## Start Records to use

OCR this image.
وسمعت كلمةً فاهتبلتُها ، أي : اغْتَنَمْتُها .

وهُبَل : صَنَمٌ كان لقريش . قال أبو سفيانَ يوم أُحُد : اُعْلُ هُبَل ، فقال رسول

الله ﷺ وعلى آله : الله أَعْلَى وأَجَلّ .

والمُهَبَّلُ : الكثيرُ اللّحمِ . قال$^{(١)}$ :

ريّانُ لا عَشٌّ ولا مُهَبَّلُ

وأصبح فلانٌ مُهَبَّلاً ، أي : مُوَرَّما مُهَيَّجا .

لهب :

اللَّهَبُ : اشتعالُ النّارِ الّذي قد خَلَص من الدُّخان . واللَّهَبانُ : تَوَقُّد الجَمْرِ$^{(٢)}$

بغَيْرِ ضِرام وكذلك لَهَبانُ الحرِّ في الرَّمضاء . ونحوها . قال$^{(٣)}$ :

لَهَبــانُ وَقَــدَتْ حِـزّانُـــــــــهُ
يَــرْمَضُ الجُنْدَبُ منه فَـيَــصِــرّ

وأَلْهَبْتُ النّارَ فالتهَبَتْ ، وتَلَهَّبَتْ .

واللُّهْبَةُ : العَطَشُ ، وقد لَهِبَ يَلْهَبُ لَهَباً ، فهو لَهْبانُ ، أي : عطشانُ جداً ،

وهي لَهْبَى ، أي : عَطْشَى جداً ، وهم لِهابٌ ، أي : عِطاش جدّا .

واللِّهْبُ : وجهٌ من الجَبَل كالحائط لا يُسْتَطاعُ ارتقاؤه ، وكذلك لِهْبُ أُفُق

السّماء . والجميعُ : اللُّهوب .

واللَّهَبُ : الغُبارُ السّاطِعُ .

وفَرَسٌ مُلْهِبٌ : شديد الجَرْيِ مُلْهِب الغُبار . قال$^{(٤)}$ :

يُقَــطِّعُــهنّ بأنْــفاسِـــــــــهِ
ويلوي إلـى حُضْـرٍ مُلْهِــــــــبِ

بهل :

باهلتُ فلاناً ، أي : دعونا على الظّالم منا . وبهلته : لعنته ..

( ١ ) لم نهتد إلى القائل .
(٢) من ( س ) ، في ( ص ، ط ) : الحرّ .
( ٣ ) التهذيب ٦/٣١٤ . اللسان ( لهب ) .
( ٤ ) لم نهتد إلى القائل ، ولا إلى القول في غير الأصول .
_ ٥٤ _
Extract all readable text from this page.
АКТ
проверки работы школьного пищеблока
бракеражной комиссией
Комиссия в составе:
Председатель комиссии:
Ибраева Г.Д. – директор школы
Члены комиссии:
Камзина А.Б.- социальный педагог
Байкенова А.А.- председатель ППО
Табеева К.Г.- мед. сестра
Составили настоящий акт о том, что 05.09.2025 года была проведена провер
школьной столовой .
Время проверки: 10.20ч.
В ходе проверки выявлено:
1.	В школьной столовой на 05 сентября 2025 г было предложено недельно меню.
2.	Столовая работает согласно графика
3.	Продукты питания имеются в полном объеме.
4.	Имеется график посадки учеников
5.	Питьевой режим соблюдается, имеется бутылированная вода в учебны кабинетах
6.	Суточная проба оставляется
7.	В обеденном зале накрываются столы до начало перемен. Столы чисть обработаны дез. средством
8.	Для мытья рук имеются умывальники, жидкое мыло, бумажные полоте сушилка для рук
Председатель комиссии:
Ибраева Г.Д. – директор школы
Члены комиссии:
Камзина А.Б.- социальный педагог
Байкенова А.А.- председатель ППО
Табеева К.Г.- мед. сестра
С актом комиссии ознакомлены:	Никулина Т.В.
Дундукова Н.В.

## End Records to use

Reproduce each line of the material above precisely.

_Output_.
OCR this image.
وسمعت كلمةً فاهتبلتُها ، أي : اغْتَنَمْتُها .

وهُبَل : صَنَمٌ كان لقريش . قال أبو سفيانَ يوم أُحُد : اُعْلُ هُبَل ، فقال رسول

الله ﷺ وعلى آله : الله أَعْلَى وأَجَلّ .

والمُهَبَّلُ : الكثيرُ اللّحمِ . قال$^{(١)}$ :

ريّانُ لا عَشٌّ ولا مُهَبَّلُ

وأصبح فلانٌ مُهَبَّلاً ، أي : مُوَرَّما مُهَيَّجا .

لهب :

اللَّهَبُ : اشتعالُ النّارِ الّذي قد خَلَص من الدُّخان . واللَّهَبانُ : تَوَقُّد الجَمْرِ$^{(٢)}$

بغَيْرِ ضِرام وكذلك لَهَبانُ الحرِّ في الرَّمضاء . ونحوها . قال$^{(٣)}$ :

لَهَبــانُ وَقَــدَتْ حِـزّانُـــــــــهُ
يَــرْمَضُ الجُنْدَبُ منه فَـيَــصِــرّ

وأَلْهَبْتُ النّارَ فالتهَبَتْ ، وتَلَهَّبَتْ .

واللُّهْبَةُ : العَطَشُ ، وقد لَهِبَ يَلْهَبُ لَهَباً ، فهو لَهْبانُ ، أي : عطشانُ جداً ،

وهي لَهْبَى ، أي : عَطْشَى جداً ، وهم لِهابٌ ، أي : عِطاش جدّا .

واللِّهْبُ : وجهٌ من الجَبَل كالحائط لا يُسْتَطاعُ ارتقاؤه ، وكذلك لِهْبُ أُفُق

السّماء . والجميعُ : اللُّهوب .

واللَّهَبُ : الغُبارُ السّاطِعُ .

وفَرَسٌ مُلْهِبٌ : شديد الجَرْيِ مُلْهِب الغُبار . قال$^{(٤)}$ :

يُقَــطِّعُــهنّ بأنْــفاسِـــــــــهِ
ويلوي إلـى حُضْـرٍ مُلْهِــــــــبِ

بهل :

باهلتُ فلاناً ، أي : دعونا على الظّالم منا . وبهلته : لعنته ..

( ١ ) لم نهتد إلى القائل .
(٢) من ( س ) ، في ( ص ، ط ) : الحرّ .
( ٣ ) التهذيب ٦/٣١٤ . اللسان ( لهب ) .
( ٤ ) لم نهتد إلى القائل ، ولا إلى القول في غير الأصول .
_ ٥٤ _
Extract all readable text from this page.
АКТ
проверки работы школьного пищеблока
бракеражной комиссией
Комиссия в составе:
Председатель комиссии:
Ибраева Г.Д. – директор школы
Члены комиссии:
Камзина А.Б.- социальный педагог
Байкенова А.А.- председатель ППО
Табеева К.Г.- мед. сестра
Составили настоящий акт о том, что 05.09.2025 года была проведена провер
школьной столовой .
Время проверки: 10.20ч.
В ходе проверки выявлено:
1.	В школьной столовой на 05 сентября 2025 г было предложено недельно меню.
2.	Столовая работает согласно графика
3.	Продукты питания имеются в полном объеме.
4.	Имеется график посадки учеников
5.	Питьевой режим соблюдается, имеется бутылированная вода в учебны кабинетах
6.	Суточная проба оставляется
7.	В обеденном зале накрываются столы до начало перемен. Столы чисть обработаны дез. средством
8.	Для мытья рук имеются умывальники, жидкое мыло, бумажные полоте сушилка для рук
Председатель комиссии:
Ибраева Г.Д. – директор школы
Члены комиссии:
Камзина А.Б.- социальный педагог
Байкенова А.А.- председатель ППО
Табеева К.Г.- мед. сестра
С актом комиссии ознакомлены:	Никулина Т.В.
Дундукова Н.В.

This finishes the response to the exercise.